**Directive**: Extract each line of the data below exactly as written.
>> start Available data
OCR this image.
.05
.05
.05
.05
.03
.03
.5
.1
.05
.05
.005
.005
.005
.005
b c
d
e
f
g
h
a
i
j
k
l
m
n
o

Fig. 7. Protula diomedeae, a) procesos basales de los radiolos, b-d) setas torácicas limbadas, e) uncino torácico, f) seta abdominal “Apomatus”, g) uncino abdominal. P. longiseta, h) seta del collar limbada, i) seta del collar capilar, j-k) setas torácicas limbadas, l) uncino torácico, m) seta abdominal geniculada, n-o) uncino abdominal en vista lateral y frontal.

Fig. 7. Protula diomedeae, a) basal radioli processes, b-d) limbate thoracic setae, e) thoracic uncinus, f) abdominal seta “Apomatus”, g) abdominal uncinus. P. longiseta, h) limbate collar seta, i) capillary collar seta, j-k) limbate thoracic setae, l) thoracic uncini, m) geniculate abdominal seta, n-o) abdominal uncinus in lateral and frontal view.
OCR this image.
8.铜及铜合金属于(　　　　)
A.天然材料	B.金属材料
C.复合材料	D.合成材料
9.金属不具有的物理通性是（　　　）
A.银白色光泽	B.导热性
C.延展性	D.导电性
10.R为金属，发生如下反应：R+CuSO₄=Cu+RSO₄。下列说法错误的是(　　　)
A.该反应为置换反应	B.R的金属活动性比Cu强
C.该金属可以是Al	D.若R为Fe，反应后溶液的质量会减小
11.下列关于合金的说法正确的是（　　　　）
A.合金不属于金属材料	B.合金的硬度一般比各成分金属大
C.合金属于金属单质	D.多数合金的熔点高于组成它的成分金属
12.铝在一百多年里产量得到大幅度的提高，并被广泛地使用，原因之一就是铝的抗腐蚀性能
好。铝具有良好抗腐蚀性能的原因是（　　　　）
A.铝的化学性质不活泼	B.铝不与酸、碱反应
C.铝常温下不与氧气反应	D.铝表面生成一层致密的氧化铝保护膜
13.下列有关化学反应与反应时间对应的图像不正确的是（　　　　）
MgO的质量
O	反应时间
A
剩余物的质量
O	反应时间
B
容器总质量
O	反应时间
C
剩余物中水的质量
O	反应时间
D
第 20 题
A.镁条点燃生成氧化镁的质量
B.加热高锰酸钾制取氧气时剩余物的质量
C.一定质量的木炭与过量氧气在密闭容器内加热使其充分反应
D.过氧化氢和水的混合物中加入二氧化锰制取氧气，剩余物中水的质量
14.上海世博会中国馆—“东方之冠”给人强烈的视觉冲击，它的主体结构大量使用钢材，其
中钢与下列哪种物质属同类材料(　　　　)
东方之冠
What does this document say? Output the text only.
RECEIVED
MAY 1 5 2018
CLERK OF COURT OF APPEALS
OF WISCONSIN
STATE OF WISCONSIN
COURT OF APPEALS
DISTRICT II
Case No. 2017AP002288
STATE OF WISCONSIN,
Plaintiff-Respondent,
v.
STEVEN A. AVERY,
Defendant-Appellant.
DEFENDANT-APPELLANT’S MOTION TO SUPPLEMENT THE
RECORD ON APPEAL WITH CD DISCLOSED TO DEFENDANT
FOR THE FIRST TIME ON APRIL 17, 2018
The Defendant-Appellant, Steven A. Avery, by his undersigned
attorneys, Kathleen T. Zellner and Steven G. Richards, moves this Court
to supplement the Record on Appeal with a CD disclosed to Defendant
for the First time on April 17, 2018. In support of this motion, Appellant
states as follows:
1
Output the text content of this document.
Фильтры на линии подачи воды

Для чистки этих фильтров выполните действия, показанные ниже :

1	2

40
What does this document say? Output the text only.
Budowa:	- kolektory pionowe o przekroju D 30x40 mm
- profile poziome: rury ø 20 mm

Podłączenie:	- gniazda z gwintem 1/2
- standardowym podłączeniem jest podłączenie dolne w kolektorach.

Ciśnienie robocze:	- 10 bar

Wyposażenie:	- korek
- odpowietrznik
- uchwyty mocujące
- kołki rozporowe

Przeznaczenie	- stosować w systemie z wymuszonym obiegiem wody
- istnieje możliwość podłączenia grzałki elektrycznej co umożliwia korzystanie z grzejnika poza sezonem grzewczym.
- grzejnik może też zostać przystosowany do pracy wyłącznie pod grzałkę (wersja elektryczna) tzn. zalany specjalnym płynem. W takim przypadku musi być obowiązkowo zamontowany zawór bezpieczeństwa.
>> end Available data
**Response to this task**:
OCR this image.
.05
.05
.05
.05
.03
.03
.5
.1
.05
.05
.005
.005
.005
.005
b c
d
e
f
g
h
a
i
j
k
l
m
n
o

Fig. 7. Protula diomedeae, a) procesos basales de los radiolos, b-d) setas torácicas limbadas, e) uncino torácico, f) seta abdominal “Apomatus”, g) uncino abdominal. P. longiseta, h) seta del collar limbada, i) seta del collar capilar, j-k) setas torácicas limbadas, l) uncino torácico, m) seta abdominal geniculada, n-o) uncino abdominal en vista lateral y frontal.

Fig. 7. Protula diomedeae, a) basal radioli processes, b-d) limbate thoracic setae, e) thoracic uncinus, f) abdominal seta “Apomatus”, g) abdominal uncinus. P. longiseta, h) limbate collar seta, i) capillary collar seta, j-k) limbate thoracic setae, l) thoracic uncini, m) geniculate abdominal seta, n-o) abdominal uncinus in lateral and frontal view.
OCR this image.
8.铜及铜合金属于(　　　　)
A.天然材料	B.金属材料
C.复合材料	D.合成材料
9.金属不具有的物理通性是（　　　）
A.银白色光泽	B.导热性
C.延展性	D.导电性
10.R为金属，发生如下反应：R+CuSO₄=Cu+RSO₄。下列说法错误的是(　　　)
A.该反应为置换反应	B.R的金属活动性比Cu强
C.该金属可以是Al	D.若R为Fe，反应后溶液的质量会减小
11.下列关于合金的说法正确的是（　　　　）
A.合金不属于金属材料	B.合金的硬度一般比各成分金属大
C.合金属于金属单质	D.多数合金的熔点高于组成它的成分金属
12.铝在一百多年里产量得到大幅度的提高，并被广泛地使用，原因之一就是铝的抗腐蚀性能
好。铝具有良好抗腐蚀性能的原因是（　　　　）
A.铝的化学性质不活泼	B.铝不与酸、碱反应
C.铝常温下不与氧气反应	D.铝表面生成一层致密的氧化铝保护膜
13.下列有关化学反应与反应时间对应的图像不正确的是（　　　　）
MgO的质量
O	反应时间
A
剩余物的质量
O	反应时间
B
容器总质量
O	反应时间
C
剩余物中水的质量
O	反应时间
D
第 20 题
A.镁条点燃生成氧化镁的质量
B.加热高锰酸钾制取氧气时剩余物的质量
C.一定质量的木炭与过量氧气在密闭容器内加热使其充分反应
D.过氧化氢和水的混合物中加入二氧化锰制取氧气，剩余物中水的质量
14.上海世博会中国馆—“东方之冠”给人强烈的视觉冲击，它的主体结构大量使用钢材，其
中钢与下列哪种物质属同类材料(　　　　)
东方之冠
What does this document say? Output the text only.
RECEIVED
MAY 1 5 2018
CLERK OF COURT OF APPEALS
OF WISCONSIN
STATE OF WISCONSIN
COURT OF APPEALS
DISTRICT II
Case No. 2017AP002288
STATE OF WISCONSIN,
Plaintiff-Respondent,
v.
STEVEN A. AVERY,
Defendant-Appellant.
DEFENDANT-APPELLANT’S MOTION TO SUPPLEMENT THE
RECORD ON APPEAL WITH CD DISCLOSED TO DEFENDANT
FOR THE FIRST TIME ON APRIL 17, 2018
The Defendant-Appellant, Steven A. Avery, by his undersigned
attorneys, Kathleen T. Zellner and Steven G. Richards, moves this Court
to supplement the Record on Appeal with a CD disclosed to Defendant
for the First time on April 17, 2018. In support of this motion, Appellant
states as follows:
1
Output the text content of this document.
Фильтры на линии подачи воды

Для чистки этих фильтров выполните действия, показанные ниже :

1	2

40
What does this document say? Output the text only.
Budowa:	- kolektory pionowe o przekroju D 30x40 mm
- profile poziome: rury ø 20 mm

Podłączenie:	- gniazda z gwintem 1/2
- standardowym podłączeniem jest podłączenie dolne w kolektorach.

Ciśnienie robocze:	- 10 bar

Wyposażenie:	- korek
- odpowietrznik
- uchwyty mocujące
- kołki rozporowe

Przeznaczenie	- stosować w systemie z wymuszonym obiegiem wody
- istnieje możliwość podłączenia grzałki elektrycznej co umożliwia korzystanie z grzejnika poza sezonem grzewczym.
- grzejnik może też zostać przystosowany do pracy wyłącznie pod grzałkę (wersja elektryczna) tzn. zalany specjalnym płynem. W takim przypadku musi być obowiązkowo zamontowany zawór bezpieczeństwa.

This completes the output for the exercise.